### EXERCISE AIM
Arrange the data from the start through the line containing "cancel-link[interactable]: Cancel (0, 683, 528, 705)" as a Markdown table with the columns Row and Line, numbering each row and leaving out any blank lines.

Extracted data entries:
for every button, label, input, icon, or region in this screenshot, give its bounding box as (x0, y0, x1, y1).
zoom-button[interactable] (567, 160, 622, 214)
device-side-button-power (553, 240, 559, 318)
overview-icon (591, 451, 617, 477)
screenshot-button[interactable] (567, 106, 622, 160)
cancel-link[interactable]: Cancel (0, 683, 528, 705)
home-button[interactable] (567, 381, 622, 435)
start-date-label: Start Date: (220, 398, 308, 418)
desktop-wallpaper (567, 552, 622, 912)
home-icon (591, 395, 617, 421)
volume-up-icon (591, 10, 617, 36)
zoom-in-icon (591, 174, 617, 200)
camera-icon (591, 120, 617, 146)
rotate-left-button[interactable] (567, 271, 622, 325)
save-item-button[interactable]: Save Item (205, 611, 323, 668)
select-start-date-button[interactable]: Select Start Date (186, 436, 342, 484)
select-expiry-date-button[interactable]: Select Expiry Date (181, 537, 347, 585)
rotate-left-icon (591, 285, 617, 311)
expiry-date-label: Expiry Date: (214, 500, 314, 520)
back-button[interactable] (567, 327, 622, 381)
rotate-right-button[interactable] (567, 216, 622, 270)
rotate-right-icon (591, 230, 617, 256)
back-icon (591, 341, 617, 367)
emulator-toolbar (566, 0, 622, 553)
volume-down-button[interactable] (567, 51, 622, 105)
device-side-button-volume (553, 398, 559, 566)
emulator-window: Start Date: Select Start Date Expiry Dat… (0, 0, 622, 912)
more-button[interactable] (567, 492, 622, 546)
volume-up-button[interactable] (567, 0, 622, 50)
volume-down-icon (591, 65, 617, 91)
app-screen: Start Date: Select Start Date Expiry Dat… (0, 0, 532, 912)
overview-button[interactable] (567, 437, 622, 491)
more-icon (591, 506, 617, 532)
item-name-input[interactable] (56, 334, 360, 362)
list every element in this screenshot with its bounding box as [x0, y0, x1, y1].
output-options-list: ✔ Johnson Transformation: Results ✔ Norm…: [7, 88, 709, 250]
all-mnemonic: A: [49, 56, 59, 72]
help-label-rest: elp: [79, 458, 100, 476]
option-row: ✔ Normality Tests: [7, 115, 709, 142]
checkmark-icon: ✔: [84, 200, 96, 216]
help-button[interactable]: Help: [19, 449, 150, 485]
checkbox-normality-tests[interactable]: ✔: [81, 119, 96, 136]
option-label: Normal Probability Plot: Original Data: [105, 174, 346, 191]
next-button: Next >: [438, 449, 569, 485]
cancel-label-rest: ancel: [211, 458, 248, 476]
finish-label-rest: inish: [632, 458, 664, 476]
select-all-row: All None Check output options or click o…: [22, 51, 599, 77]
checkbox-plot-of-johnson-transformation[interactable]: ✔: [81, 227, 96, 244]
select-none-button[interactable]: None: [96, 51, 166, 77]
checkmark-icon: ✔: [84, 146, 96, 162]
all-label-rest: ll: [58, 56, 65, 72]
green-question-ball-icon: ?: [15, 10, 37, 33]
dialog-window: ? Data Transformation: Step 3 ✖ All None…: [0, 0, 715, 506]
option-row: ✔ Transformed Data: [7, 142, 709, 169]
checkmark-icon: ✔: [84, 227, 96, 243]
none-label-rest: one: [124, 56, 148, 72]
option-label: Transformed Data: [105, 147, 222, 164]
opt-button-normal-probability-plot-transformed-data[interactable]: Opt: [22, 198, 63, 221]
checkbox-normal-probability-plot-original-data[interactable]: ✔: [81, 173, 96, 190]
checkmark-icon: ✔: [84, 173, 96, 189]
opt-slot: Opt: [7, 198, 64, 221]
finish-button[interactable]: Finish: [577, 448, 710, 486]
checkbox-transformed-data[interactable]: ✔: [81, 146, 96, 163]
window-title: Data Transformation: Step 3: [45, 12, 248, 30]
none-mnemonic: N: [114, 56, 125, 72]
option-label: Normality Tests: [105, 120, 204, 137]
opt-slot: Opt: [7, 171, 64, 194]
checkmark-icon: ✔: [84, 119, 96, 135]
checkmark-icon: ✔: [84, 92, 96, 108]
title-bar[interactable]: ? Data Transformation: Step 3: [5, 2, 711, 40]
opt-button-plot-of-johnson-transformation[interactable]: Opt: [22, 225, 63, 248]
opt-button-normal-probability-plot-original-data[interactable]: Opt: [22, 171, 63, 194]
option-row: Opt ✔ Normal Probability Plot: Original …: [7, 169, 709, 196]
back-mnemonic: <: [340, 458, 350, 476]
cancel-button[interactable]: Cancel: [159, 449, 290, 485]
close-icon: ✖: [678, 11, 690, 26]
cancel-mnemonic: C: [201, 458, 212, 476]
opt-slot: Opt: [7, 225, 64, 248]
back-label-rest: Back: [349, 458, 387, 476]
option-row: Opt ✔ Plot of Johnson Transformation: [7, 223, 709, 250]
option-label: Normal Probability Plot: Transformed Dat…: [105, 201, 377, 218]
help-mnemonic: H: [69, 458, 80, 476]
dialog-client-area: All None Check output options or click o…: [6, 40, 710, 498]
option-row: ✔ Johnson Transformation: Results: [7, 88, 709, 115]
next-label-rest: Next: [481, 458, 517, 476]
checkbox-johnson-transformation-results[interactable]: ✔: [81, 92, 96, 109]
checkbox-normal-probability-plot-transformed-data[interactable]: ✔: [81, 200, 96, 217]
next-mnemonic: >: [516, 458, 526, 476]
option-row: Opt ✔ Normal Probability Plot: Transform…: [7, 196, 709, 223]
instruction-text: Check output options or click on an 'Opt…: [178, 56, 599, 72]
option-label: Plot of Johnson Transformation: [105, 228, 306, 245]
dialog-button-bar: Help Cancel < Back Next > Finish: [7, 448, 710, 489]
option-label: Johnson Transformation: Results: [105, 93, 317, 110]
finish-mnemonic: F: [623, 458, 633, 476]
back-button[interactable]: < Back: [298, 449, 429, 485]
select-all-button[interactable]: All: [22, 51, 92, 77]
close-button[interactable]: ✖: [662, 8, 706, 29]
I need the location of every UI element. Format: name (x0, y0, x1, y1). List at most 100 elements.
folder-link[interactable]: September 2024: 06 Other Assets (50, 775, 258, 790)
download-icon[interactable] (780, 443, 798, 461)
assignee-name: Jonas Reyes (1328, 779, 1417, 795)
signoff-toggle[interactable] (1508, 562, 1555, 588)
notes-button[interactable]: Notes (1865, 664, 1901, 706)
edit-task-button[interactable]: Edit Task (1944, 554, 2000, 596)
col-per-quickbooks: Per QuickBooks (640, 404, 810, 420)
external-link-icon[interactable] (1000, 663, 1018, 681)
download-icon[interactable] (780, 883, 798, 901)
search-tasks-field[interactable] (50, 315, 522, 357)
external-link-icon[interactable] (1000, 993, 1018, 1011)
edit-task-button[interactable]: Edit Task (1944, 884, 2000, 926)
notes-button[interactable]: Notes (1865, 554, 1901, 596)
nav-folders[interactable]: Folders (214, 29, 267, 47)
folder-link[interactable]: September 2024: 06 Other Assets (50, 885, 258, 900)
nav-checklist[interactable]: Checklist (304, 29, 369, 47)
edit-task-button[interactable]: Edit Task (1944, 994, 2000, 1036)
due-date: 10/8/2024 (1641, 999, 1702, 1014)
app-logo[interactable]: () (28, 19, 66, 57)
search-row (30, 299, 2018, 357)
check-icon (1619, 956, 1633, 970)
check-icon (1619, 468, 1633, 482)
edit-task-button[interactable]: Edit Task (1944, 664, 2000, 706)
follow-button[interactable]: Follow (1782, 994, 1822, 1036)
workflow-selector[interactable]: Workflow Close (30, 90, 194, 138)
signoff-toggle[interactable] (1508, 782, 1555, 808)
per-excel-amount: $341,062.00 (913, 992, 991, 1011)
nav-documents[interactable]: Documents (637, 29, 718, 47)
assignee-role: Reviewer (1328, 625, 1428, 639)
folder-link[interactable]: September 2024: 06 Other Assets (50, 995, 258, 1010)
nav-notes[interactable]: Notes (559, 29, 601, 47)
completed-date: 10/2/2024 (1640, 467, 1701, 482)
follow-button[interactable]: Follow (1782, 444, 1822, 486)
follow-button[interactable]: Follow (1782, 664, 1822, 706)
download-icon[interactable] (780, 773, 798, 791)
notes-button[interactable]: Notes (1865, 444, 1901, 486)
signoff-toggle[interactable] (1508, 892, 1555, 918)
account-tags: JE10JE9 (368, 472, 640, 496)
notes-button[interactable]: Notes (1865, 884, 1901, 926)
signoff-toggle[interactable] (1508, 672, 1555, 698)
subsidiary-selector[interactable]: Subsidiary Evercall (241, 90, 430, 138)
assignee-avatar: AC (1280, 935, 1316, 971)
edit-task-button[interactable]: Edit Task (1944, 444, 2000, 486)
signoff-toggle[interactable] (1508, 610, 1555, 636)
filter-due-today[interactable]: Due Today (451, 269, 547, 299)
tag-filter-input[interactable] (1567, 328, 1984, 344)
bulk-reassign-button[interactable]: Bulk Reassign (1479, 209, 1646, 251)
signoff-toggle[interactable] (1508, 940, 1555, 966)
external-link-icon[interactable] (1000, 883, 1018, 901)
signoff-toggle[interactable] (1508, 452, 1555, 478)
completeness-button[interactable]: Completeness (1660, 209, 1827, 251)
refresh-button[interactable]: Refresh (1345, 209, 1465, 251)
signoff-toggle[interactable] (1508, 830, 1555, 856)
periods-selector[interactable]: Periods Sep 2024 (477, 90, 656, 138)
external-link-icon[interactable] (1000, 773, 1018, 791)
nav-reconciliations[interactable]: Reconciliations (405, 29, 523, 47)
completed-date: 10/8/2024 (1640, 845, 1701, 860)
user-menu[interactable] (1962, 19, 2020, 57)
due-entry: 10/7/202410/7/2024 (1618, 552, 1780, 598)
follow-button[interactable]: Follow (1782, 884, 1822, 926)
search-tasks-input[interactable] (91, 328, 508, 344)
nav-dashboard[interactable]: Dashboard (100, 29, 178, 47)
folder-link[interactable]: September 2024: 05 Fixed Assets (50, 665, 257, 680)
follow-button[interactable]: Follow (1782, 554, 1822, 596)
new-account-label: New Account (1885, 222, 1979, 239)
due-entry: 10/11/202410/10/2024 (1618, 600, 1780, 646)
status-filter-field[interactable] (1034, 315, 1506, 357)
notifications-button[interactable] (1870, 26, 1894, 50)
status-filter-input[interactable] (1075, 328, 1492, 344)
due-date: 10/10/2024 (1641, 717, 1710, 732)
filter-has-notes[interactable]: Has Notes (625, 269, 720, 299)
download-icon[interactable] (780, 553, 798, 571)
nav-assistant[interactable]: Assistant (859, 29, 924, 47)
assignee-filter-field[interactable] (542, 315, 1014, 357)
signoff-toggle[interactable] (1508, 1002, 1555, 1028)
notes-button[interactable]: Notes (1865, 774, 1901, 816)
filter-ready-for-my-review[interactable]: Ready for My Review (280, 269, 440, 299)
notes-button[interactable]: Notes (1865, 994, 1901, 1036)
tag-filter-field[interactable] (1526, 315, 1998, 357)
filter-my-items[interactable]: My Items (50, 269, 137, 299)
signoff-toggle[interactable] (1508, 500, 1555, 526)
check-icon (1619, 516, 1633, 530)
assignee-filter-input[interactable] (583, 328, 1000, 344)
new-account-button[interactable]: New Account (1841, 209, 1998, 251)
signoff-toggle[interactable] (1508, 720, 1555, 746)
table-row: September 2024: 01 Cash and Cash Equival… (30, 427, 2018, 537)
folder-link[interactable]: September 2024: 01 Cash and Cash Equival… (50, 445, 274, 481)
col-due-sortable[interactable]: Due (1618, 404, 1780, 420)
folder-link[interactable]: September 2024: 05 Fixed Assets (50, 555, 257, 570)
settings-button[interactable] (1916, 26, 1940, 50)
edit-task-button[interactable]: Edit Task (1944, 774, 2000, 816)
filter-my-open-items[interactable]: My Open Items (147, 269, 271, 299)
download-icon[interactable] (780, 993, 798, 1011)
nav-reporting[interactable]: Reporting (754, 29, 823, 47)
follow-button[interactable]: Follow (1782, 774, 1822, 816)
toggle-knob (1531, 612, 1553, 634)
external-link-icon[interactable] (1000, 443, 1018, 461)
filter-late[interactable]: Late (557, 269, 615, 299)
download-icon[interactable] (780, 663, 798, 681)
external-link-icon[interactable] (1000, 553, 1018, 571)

### OUTPUT FOR THIS TASK
| Row | Line |
|---|---|
| 1 | for every button, label, input, icon, or region in this screenshot, give its bounding box as (x0, y0, x1, y1). |
| 2 | zoom-button[interactable] (567, 160, 622, 214) |
| 3 | device-side-button-power (553, 240, 559, 318) |
| 4 | overview-icon (591, 451, 617, 477) |
| 5 | screenshot-button[interactable] (567, 106, 622, 160) |
| 6 | cancel-link[interactable]: Cancel (0, 683, 528, 705) |